Transcribe all of the records precisely as they are presented.
-- Records provided start --
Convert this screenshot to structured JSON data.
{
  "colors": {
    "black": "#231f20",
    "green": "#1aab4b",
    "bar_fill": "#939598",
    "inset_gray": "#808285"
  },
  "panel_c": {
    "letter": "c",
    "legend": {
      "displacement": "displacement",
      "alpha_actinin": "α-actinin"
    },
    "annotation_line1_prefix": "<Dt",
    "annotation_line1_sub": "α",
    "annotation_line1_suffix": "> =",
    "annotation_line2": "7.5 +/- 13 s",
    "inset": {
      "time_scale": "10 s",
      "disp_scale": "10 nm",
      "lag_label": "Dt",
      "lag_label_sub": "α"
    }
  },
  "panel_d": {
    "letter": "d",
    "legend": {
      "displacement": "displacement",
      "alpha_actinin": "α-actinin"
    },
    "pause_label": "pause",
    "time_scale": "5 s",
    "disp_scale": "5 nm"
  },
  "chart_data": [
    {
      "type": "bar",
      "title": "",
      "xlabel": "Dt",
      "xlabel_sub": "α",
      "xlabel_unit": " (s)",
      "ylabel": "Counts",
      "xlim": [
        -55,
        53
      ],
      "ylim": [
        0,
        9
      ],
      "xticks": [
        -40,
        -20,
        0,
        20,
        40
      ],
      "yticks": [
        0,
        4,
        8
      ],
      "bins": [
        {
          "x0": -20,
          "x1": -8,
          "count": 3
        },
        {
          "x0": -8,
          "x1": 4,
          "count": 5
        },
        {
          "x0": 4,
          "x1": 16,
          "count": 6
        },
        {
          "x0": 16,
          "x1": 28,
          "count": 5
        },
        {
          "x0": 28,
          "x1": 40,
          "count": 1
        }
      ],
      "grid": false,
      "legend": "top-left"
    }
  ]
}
-- Records provided end --
**In response:**
Convert this screenshot to structured JSON data.
{
  "colors": {
    "black": "#231f20",
    "green": "#1aab4b",
    "bar_fill": "#939598",
    "inset_gray": "#808285"
  },
  "panel_c": {
    "letter": "c",
    "legend": {
      "displacement": "displacement",
      "alpha_actinin": "α-actinin"
    },
    "annotation_line1_prefix": "<Dt",
    "annotation_line1_sub": "α",
    "annotation_line1_suffix": "> =",
    "annotation_line2": "7.5 +/- 13 s",
    "inset": {
      "time_scale": "10 s",
      "disp_scale": "10 nm",
      "lag_label": "Dt",
      "lag_label_sub": "α"
    }
  },
  "panel_d": {
    "letter": "d",
    "legend": {
      "displacement": "displacement",
      "alpha_actinin": "α-actinin"
    },
    "pause_label": "pause",
    "time_scale": "5 s",
    "disp_scale": "5 nm"
  },
  "chart_data": [
    {
      "type": "bar",
      "title": "",
      "xlabel": "Dt",
      "xlabel_sub": "α",
      "xlabel_unit": " (s)",
      "ylabel": "Counts",
      "xlim": [
        -55,
        53
      ],
      "ylim": [
        0,
        9
      ],
      "xticks": [
        -40,
        -20,
        0,
        20,
        40
      ],
      "yticks": [
        0,
        4,
        8
      ],
      "bins": [
        {
          "x0": -20,
          "x1": -8,
          "count": 3
        },
        {
          "x0": -8,
          "x1": 4,
          "count": 5
        },
        {
          "x0": 4,
          "x1": 16,
          "count": 6
        },
        {
          "x0": 16,
          "x1": 28,
          "count": 5
        },
        {
          "x0": 28,
          "x1": 40,
          "count": 1
        }
      ],
      "grid": false,
      "legend": "top-left"
    }
  ]
}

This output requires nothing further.